## Input material
►

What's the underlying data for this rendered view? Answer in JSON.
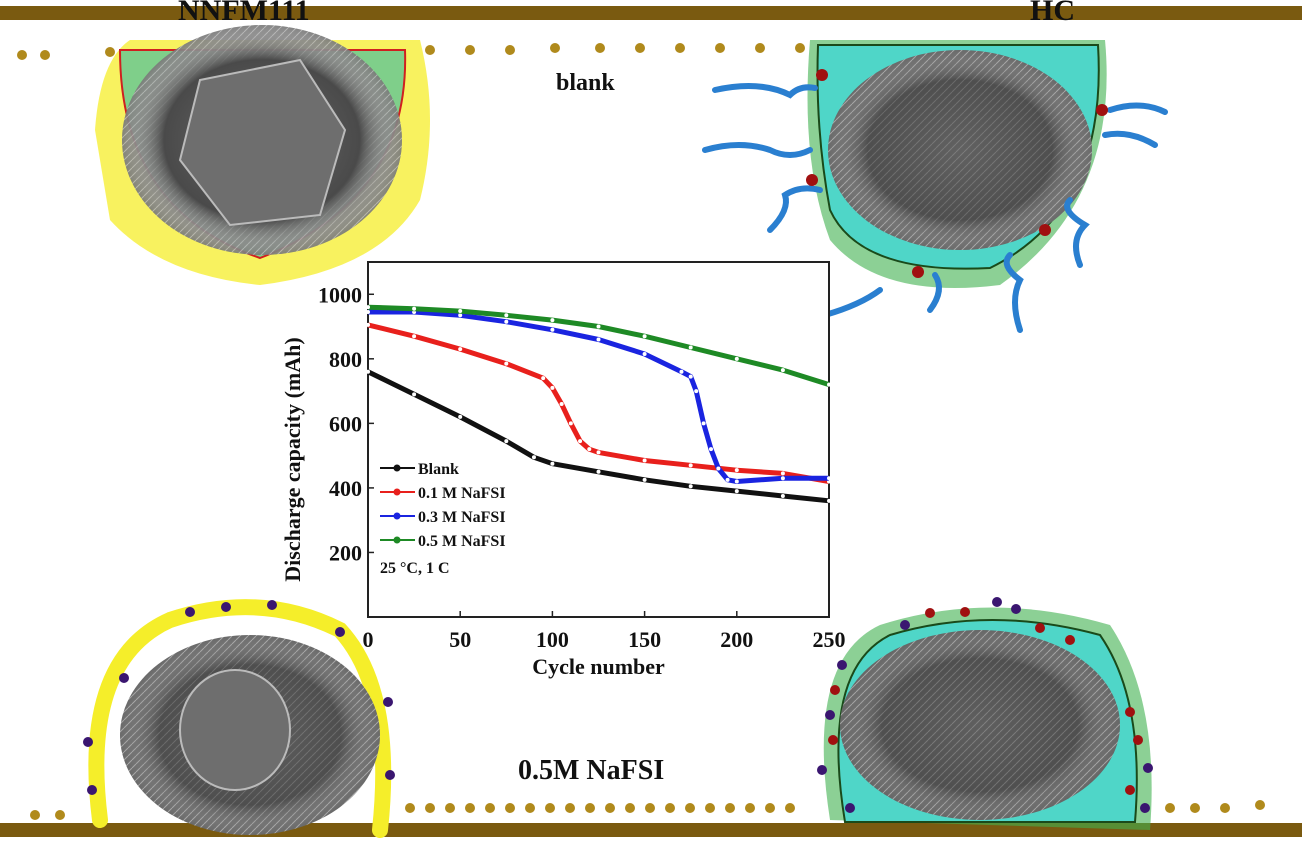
{
  "labels": {
    "cathode": "NNFM111",
    "anode": "HC",
    "top_condition": "blank",
    "bottom_condition": "0.5M NaFSI"
  },
  "colors": {
    "current_collector": "#7a5a10",
    "cathode_coating": "#f5ee2a",
    "anode_coating": "#3fb04f",
    "anode_fill": "#4fd6c8",
    "solvent_chains": "#2a7fd0",
    "red_particles": "#a01010",
    "purple_particles": "#3a1670"
  },
  "chart_data": {
    "type": "line",
    "xlabel": "Cycle number",
    "ylabel": "Discharge capacity (mAh)",
    "xlim": [
      0,
      250
    ],
    "ylim": [
      0,
      1100
    ],
    "xticks": [
      0,
      50,
      100,
      150,
      200,
      250
    ],
    "yticks": [
      200,
      400,
      600,
      800,
      1000
    ],
    "annotation": "25 °C, 1 C",
    "legend_placement": "lower-left",
    "grid": false,
    "series": [
      {
        "name": "Blank",
        "color": "#111111",
        "x": [
          0,
          25,
          50,
          75,
          90,
          100,
          125,
          150,
          175,
          200,
          225,
          250
        ],
        "y": [
          760,
          690,
          620,
          545,
          495,
          475,
          450,
          425,
          405,
          390,
          375,
          360
        ]
      },
      {
        "name": "0.1 M NaFSI",
        "color": "#e8201c",
        "x": [
          0,
          25,
          50,
          75,
          95,
          100,
          105,
          110,
          115,
          120,
          125,
          150,
          175,
          200,
          225,
          250
        ],
        "y": [
          905,
          870,
          830,
          785,
          740,
          710,
          660,
          600,
          545,
          520,
          510,
          485,
          470,
          455,
          445,
          420
        ]
      },
      {
        "name": "0.3 M NaFSI",
        "color": "#1a24e0",
        "x": [
          0,
          25,
          50,
          75,
          100,
          125,
          150,
          170,
          175,
          178,
          182,
          186,
          190,
          195,
          200,
          225,
          250
        ],
        "y": [
          945,
          945,
          935,
          915,
          890,
          860,
          815,
          760,
          745,
          700,
          600,
          520,
          460,
          425,
          420,
          430,
          430
        ]
      },
      {
        "name": "0.5 M NaFSI",
        "color": "#1e8a25",
        "x": [
          0,
          25,
          50,
          75,
          100,
          125,
          150,
          175,
          200,
          225,
          250
        ],
        "y": [
          960,
          955,
          948,
          935,
          920,
          900,
          870,
          835,
          800,
          765,
          720
        ]
      }
    ]
  }
}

◄

Transcribe every entry word for word, but omit the pictures.

## Exercise solution
What's the underlying data for this rendered view? Answer in JSON.
{
  "labels": {
    "cathode": "NNFM111",
    "anode": "HC",
    "top_condition": "blank",
    "bottom_condition": "0.5M NaFSI"
  },
  "colors": {
    "current_collector": "#7a5a10",
    "cathode_coating": "#f5ee2a",
    "anode_coating": "#3fb04f",
    "anode_fill": "#4fd6c8",
    "solvent_chains": "#2a7fd0",
    "red_particles": "#a01010",
    "purple_particles": "#3a1670"
  },
  "chart_data": {
    "type": "line",
    "xlabel": "Cycle number",
    "ylabel": "Discharge capacity (mAh)",
    "xlim": [
      0,
      250
    ],
    "ylim": [
      0,
      1100
    ],
    "xticks": [
      0,
      50,
      100,
      150,
      200,
      250
    ],
    "yticks": [
      200,
      400,
      600,
      800,
      1000
    ],
    "annotation": "25 °C, 1 C",
    "legend_placement": "lower-left",
    "grid": false,
    "series": [
      {
        "name": "Blank",
        "color": "#111111",
        "x": [
          0,
          25,
          50,
          75,
          90,
          100,
          125,
          150,
          175,
          200,
          225,
          250
        ],
        "y": [
          760,
          690,
          620,
          545,
          495,
          475,
          450,
          425,
          405,
          390,
          375,
          360
        ]
      },
      {
        "name": "0.1 M NaFSI",
        "color": "#e8201c",
        "x": [
          0,
          25,
          50,
          75,
          95,
          100,
          105,
          110,
          115,
          120,
          125,
          150,
          175,
          200,
          225,
          250
        ],
        "y": [
          905,
          870,
          830,
          785,
          740,
          710,
          660,
          600,
          545,
          520,
          510,
          485,
          470,
          455,
          445,
          420
        ]
      },
      {
        "name": "0.3 M NaFSI",
        "color": "#1a24e0",
        "x": [
          0,
          25,
          50,
          75,
          100,
          125,
          150,
          170,
          175,
          178,
          182,
          186,
          190,
          195,
          200,
          225,
          250
        ],
        "y": [
          945,
          945,
          935,
          915,
          890,
          860,
          815,
          760,
          745,
          700,
          600,
          520,
          460,
          425,
          420,
          430,
          430
        ]
      },
      {
        "name": "0.5 M NaFSI",
        "color": "#1e8a25",
        "x": [
          0,
          25,
          50,
          75,
          100,
          125,
          150,
          175,
          200,
          225,
          250
        ],
        "y": [
          960,
          955,
          948,
          935,
          920,
          900,
          870,
          835,
          800,
          765,
          720
        ]
      }
    ]
  }
}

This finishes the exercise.